== Information provided

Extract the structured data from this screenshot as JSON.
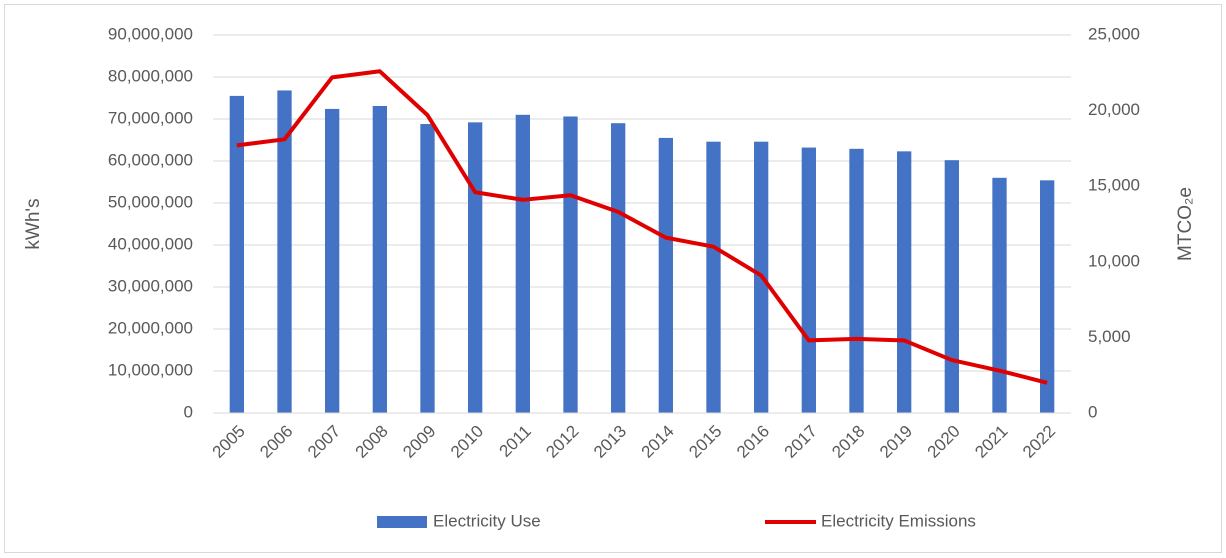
{
  "chart_data": {
    "type": "bar-line",
    "categories": [
      "2005",
      "2006",
      "2007",
      "2008",
      "2009",
      "2010",
      "2011",
      "2012",
      "2013",
      "2014",
      "2015",
      "2016",
      "2017",
      "2018",
      "2019",
      "2020",
      "2021",
      "2022"
    ],
    "ylabel": "kWh's",
    "y2label": "MTCO₂e",
    "ylim": [
      0,
      90000000
    ],
    "yticks": [
      0,
      {
        "value": 10000000,
        "label": "10,000,000"
      },
      {
        "value": 20000000,
        "label": "20,000,000"
      },
      {
        "value": 30000000,
        "label": "30,000,000"
      },
      {
        "value": 40000000,
        "label": "40,000,000"
      },
      {
        "value": 50000000,
        "label": "50,000,000"
      },
      {
        "value": 60000000,
        "label": "60,000,000"
      },
      {
        "value": 70000000,
        "label": "70,000,000"
      },
      {
        "value": 80000000,
        "label": "80,000,000"
      },
      {
        "value": 90000000,
        "label": "90,000,000"
      }
    ],
    "y2lim": [
      0,
      25000
    ],
    "y2ticks": [
      0,
      {
        "value": 5000,
        "label": "5,000"
      },
      {
        "value": 10000,
        "label": "10,000"
      },
      {
        "value": 15000,
        "label": "15,000"
      },
      {
        "value": 20000,
        "label": "20,000"
      },
      {
        "value": 25000,
        "label": "25,000"
      }
    ],
    "grid": true,
    "legend": "bottom",
    "series": [
      {
        "name": "Electricity Use",
        "type": "bar",
        "color": "#4472c4",
        "values": [
          75500000,
          76800000,
          72400000,
          73100000,
          68800000,
          69200000,
          71000000,
          70600000,
          69000000,
          65500000,
          64600000,
          64600000,
          63200000,
          62900000,
          62300000,
          60200000,
          56000000,
          55400000
        ]
      },
      {
        "name": "Electricity Emissions",
        "type": "line",
        "axis": "y2",
        "color": "#e00000",
        "values": [
          17700,
          18100,
          22200,
          22600,
          19700,
          14600,
          14100,
          14400,
          13300,
          11600,
          11000,
          9100,
          4800,
          4900,
          4800,
          3500,
          2800,
          2000
        ]
      }
    ]
  }
}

====

- **Your instructions**
Give back the whole listing as it stands, minus its pictures.

- **Result of this task**
Extract the structured data from this screenshot as JSON.
{
  "chart_data": {
    "type": "bar-line",
    "categories": [
      "2005",
      "2006",
      "2007",
      "2008",
      "2009",
      "2010",
      "2011",
      "2012",
      "2013",
      "2014",
      "2015",
      "2016",
      "2017",
      "2018",
      "2019",
      "2020",
      "2021",
      "2022"
    ],
    "ylabel": "kWh's",
    "y2label": "MTCO₂e",
    "ylim": [
      0,
      90000000
    ],
    "yticks": [
      0,
      {
        "value": 10000000,
        "label": "10,000,000"
      },
      {
        "value": 20000000,
        "label": "20,000,000"
      },
      {
        "value": 30000000,
        "label": "30,000,000"
      },
      {
        "value": 40000000,
        "label": "40,000,000"
      },
      {
        "value": 50000000,
        "label": "50,000,000"
      },
      {
        "value": 60000000,
        "label": "60,000,000"
      },
      {
        "value": 70000000,
        "label": "70,000,000"
      },
      {
        "value": 80000000,
        "label": "80,000,000"
      },
      {
        "value": 90000000,
        "label": "90,000,000"
      }
    ],
    "y2lim": [
      0,
      25000
    ],
    "y2ticks": [
      0,
      {
        "value": 5000,
        "label": "5,000"
      },
      {
        "value": 10000,
        "label": "10,000"
      },
      {
        "value": 15000,
        "label": "15,000"
      },
      {
        "value": 20000,
        "label": "20,000"
      },
      {
        "value": 25000,
        "label": "25,000"
      }
    ],
    "grid": true,
    "legend": "bottom",
    "series": [
      {
        "name": "Electricity Use",
        "type": "bar",
        "color": "#4472c4",
        "values": [
          75500000,
          76800000,
          72400000,
          73100000,
          68800000,
          69200000,
          71000000,
          70600000,
          69000000,
          65500000,
          64600000,
          64600000,
          63200000,
          62900000,
          62300000,
          60200000,
          56000000,
          55400000
        ]
      },
      {
        "name": "Electricity Emissions",
        "type": "line",
        "axis": "y2",
        "color": "#e00000",
        "values": [
          17700,
          18100,
          22200,
          22600,
          19700,
          14600,
          14100,
          14400,
          13300,
          11600,
          11000,
          9100,
          4800,
          4900,
          4800,
          3500,
          2800,
          2000
        ]
      }
    ]
  }
}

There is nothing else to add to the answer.